--- BEGIN ---

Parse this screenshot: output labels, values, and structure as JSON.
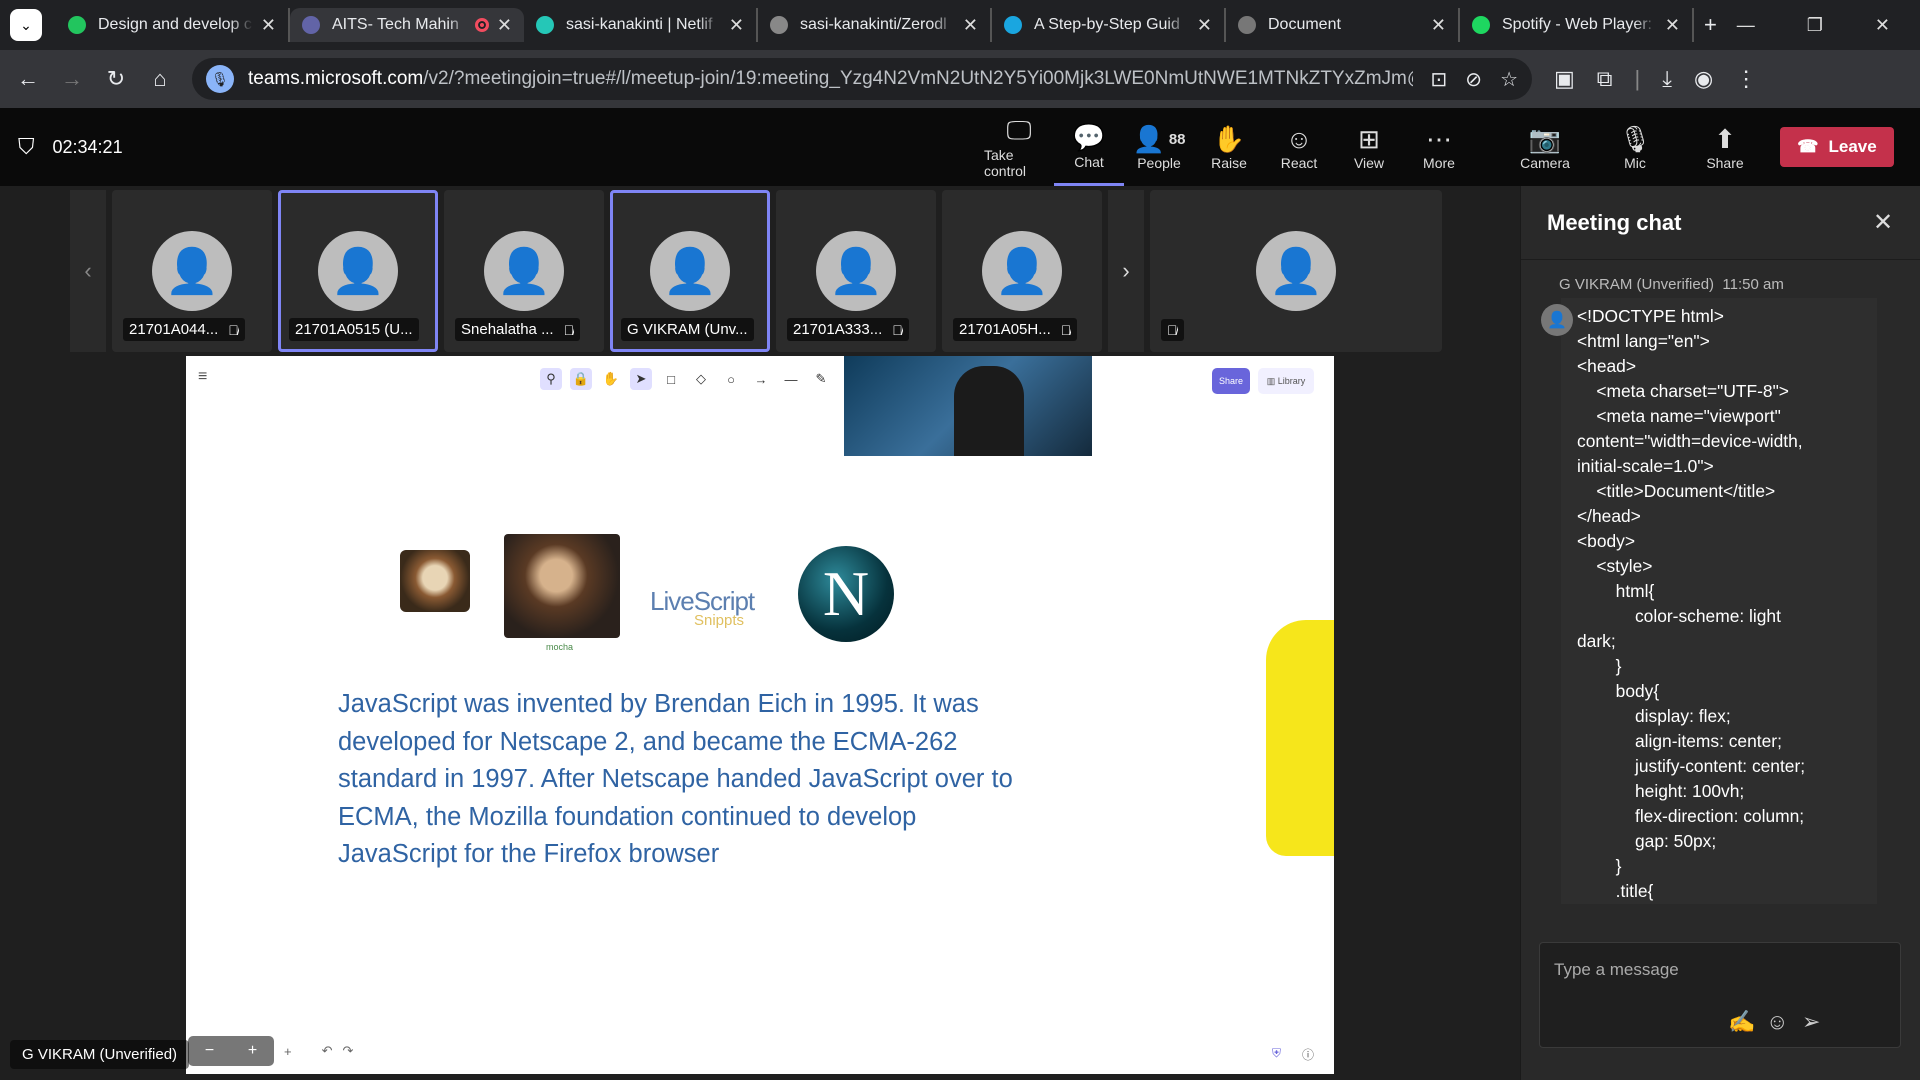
{
  "browser": {
    "tabs": [
      {
        "title": "Design and develop c",
        "favicon_color": "#22c55e",
        "active": false
      },
      {
        "title": "AITS- Tech Mahin",
        "favicon_color": "#6264a7",
        "active": true
      },
      {
        "title": "sasi-kanakinti | Netlif",
        "favicon_color": "#25c7b7",
        "active": false
      },
      {
        "title": "sasi-kanakinti/Zerodl",
        "favicon_color": "#888888",
        "active": false
      },
      {
        "title": "A Step-by-Step Guid",
        "favicon_color": "#1aa6e0",
        "active": false
      },
      {
        "title": "Document",
        "favicon_color": "#777777",
        "active": false
      },
      {
        "title": "Spotify - Web Player:",
        "favicon_color": "#1ed760",
        "active": false
      }
    ],
    "url_domain": "teams.microsoft.com",
    "url_path": "/v2/?meetingjoin=true#/l/meetup-join/19:meeting_Yzg4N2VmN2UtN2Y5Yi00Mjk3LWE0NmUtNWE1MTNkZTYxZmJm@thread.v2/0?context=%..."
  },
  "meeting": {
    "timer": "02:34:21",
    "people_count": "88",
    "tools": [
      {
        "label": "Take control",
        "icon": "screen-share-icon"
      },
      {
        "label": "Chat",
        "icon": "chat-icon"
      },
      {
        "label": "People",
        "icon": "people-icon"
      },
      {
        "label": "Raise",
        "icon": "hand-icon"
      },
      {
        "label": "React",
        "icon": "smile-icon"
      },
      {
        "label": "View",
        "icon": "grid-icon"
      },
      {
        "label": "More",
        "icon": "more-icon"
      },
      {
        "label": "Camera",
        "icon": "camera-off-icon"
      },
      {
        "label": "Mic",
        "icon": "mic-off-icon"
      },
      {
        "label": "Share",
        "icon": "share-icon"
      }
    ],
    "leave_label": "Leave",
    "participants": [
      {
        "name": "21701A044...",
        "selected": false
      },
      {
        "name": "21701A0515 (U...",
        "selected": true
      },
      {
        "name": "Snehalatha ...",
        "selected": false
      },
      {
        "name": "G VIKRAM (Unv...",
        "selected": true
      },
      {
        "name": "21701A333...",
        "selected": false
      },
      {
        "name": "21701A05H...",
        "selected": false
      }
    ],
    "presenter_label": "G VIKRAM (Unverified)"
  },
  "shared_screen": {
    "share_btn": "Share",
    "library_btn": "Library",
    "image_caption": "mocha",
    "livescript_title": "LiveScript",
    "livescript_sub": "Snippts",
    "netscape_letter": "N",
    "paragraph": "JavaScript was invented by Brendan Eich in 1995. It was developed for Netscape 2, and became the ECMA-262 standard in 1997. After Netscape handed JavaScript over to ECMA, the Mozilla foundation continued to develop JavaScript for the Firefox browser"
  },
  "chat": {
    "title": "Meeting chat",
    "sender": "G VIKRAM (Unverified)",
    "time": "11:50 am",
    "message": "<!DOCTYPE html>\n<html lang=\"en\">\n<head>\n    <meta charset=\"UTF-8\">\n    <meta name=\"viewport\"\ncontent=\"width=device-width,\ninitial-scale=1.0\">\n    <title>Document</title>\n</head>\n<body>\n    <style>\n        html{\n            color-scheme: light\ndark;\n        }\n        body{\n            display: flex;\n            align-items: center;\n            justify-content: center;\n            height: 100vh;\n            flex-direction: column;\n            gap: 50px;\n        }\n        .title{",
    "compose_placeholder": "Type a message"
  }
}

--- END ---

> [WHAT NEEDS TO BE DONE]
How many lines of the data contain the word "true"? Answer with the number alone.

> [RESPONSE TO THIS EXERCISE]
4